Stored items from a collection
START

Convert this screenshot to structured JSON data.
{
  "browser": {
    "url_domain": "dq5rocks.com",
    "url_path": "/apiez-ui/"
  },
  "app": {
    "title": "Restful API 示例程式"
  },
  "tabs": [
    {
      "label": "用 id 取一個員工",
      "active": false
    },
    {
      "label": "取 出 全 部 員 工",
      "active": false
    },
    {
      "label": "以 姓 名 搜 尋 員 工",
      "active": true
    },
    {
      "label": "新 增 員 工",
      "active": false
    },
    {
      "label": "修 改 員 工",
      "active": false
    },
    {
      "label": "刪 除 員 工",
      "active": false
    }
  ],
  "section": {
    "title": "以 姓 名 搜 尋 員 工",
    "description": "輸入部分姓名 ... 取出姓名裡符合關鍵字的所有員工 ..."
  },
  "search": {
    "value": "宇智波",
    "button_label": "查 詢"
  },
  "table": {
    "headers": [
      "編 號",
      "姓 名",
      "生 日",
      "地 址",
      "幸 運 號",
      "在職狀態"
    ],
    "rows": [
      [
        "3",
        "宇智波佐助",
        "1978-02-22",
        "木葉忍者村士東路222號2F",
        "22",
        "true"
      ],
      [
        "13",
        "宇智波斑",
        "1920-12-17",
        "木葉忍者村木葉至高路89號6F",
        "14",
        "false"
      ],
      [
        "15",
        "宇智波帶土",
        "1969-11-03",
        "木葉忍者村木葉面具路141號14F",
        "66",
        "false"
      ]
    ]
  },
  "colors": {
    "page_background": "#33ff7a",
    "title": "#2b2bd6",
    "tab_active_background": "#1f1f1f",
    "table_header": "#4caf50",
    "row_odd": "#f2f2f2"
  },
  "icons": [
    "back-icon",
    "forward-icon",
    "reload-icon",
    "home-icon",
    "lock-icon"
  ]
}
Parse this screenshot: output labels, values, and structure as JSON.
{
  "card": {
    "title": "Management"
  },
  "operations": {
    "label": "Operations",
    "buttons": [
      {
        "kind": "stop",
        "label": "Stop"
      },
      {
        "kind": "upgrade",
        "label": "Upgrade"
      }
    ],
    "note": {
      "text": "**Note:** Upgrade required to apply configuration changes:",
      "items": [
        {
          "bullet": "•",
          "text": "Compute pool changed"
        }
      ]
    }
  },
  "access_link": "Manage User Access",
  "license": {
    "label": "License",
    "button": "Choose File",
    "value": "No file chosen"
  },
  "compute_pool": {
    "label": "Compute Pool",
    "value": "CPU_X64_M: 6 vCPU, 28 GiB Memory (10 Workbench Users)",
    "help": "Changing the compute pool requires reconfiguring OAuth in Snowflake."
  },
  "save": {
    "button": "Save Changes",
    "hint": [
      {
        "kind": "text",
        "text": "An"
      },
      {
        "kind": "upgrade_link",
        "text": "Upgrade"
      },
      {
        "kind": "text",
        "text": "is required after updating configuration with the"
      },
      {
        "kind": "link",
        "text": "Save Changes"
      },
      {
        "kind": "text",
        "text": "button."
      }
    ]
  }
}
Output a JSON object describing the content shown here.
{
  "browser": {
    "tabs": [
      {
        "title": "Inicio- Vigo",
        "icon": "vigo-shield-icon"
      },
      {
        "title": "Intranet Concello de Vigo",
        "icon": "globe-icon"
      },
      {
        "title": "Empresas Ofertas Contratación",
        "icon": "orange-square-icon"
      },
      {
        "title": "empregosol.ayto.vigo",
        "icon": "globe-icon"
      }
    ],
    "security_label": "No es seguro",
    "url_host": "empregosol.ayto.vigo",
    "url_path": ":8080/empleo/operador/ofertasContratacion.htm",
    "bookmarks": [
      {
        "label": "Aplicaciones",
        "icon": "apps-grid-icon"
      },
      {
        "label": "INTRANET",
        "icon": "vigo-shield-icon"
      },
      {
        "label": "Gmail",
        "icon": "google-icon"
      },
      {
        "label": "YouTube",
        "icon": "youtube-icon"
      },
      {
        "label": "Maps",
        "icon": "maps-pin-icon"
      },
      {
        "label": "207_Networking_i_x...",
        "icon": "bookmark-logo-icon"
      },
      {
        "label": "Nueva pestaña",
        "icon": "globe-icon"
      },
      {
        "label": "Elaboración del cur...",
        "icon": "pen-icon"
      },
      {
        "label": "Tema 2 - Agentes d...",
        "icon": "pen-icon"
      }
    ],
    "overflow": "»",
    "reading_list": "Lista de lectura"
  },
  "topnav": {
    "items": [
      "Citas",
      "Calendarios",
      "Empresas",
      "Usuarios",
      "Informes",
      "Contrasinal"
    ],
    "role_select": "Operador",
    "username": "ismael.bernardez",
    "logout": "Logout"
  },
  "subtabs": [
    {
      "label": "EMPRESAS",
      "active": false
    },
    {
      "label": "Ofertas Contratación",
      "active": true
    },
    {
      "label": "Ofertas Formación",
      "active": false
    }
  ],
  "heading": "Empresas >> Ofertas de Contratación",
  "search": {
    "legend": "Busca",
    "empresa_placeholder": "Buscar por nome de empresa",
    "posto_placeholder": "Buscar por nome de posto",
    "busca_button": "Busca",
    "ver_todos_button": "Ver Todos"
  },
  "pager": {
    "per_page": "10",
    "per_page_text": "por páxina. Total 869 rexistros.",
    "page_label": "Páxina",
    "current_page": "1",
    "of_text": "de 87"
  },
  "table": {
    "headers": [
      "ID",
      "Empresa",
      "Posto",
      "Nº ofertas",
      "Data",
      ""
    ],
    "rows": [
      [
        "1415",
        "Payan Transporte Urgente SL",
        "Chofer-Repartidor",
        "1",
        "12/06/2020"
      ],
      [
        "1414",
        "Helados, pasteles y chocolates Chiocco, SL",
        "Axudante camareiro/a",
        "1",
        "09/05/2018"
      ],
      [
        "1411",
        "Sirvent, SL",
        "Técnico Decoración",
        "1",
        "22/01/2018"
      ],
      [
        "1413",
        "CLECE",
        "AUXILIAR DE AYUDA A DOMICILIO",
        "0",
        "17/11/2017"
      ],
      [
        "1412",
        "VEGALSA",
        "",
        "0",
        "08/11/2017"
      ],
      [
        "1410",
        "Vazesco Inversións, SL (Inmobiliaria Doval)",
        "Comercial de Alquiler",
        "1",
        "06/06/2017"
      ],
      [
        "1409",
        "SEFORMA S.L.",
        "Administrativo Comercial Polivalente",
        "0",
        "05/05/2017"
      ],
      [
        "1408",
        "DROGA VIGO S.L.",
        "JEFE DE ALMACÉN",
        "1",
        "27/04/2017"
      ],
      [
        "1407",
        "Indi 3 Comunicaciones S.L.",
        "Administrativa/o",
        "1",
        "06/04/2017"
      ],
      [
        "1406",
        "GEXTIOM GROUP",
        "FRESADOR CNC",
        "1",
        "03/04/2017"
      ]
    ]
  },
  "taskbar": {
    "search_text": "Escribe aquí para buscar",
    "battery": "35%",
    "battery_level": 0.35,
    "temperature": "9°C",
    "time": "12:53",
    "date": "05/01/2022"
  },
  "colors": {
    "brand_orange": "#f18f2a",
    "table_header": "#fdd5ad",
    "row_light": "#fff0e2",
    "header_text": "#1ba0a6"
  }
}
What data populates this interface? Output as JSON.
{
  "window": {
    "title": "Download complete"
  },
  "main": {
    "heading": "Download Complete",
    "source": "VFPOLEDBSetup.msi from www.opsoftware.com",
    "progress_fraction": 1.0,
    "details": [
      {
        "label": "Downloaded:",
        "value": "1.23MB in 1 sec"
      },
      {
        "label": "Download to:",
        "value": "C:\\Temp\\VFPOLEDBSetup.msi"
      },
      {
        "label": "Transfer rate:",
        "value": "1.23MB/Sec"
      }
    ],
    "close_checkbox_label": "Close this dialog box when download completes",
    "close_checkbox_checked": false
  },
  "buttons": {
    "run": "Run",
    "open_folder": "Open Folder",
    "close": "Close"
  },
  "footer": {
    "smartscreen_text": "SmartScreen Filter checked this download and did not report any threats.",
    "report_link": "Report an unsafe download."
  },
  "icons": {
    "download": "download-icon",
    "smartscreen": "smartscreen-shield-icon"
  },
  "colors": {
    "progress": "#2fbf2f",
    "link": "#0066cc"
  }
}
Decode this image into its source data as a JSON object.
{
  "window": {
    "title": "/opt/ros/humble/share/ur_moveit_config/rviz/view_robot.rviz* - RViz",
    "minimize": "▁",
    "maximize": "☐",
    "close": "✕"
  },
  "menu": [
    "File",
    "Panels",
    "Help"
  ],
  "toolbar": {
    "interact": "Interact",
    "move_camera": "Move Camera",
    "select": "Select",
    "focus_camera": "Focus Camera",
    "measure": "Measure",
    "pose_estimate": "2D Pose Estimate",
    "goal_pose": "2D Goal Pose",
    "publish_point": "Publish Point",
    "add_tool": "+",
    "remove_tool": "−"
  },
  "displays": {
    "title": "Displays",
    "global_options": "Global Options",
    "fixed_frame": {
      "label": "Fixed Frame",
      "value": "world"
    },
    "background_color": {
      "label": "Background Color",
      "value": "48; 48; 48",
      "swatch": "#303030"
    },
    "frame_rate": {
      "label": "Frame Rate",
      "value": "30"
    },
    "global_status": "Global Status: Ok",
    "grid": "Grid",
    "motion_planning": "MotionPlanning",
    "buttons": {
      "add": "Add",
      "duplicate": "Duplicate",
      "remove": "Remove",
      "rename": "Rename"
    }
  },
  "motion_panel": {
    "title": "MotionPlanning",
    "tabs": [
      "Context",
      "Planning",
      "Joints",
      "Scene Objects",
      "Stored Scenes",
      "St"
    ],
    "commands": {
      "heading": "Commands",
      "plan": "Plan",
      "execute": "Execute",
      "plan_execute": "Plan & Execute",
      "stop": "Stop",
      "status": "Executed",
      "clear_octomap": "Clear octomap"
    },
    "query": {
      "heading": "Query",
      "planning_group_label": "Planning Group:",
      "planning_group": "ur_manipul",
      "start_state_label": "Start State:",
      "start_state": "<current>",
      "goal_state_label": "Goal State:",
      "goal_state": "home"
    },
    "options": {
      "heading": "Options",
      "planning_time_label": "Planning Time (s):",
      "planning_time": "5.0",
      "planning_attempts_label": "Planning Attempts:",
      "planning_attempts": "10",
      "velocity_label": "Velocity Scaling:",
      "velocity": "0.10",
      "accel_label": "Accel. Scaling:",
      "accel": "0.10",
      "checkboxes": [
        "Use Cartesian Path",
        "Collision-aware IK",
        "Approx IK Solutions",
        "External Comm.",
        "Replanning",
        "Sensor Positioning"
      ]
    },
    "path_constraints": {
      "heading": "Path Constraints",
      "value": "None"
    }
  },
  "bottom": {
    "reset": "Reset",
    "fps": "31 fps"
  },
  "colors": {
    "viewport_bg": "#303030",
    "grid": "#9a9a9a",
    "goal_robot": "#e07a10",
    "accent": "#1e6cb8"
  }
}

END

## TASK DIRECTIONS
Copy, from the material above, each line in which the string "Scaling" occurs.

## REPLY TO THE EXERCISE
      "velocity_label": "Velocity Scaling:",
      "accel_label": "Accel. Scaling:",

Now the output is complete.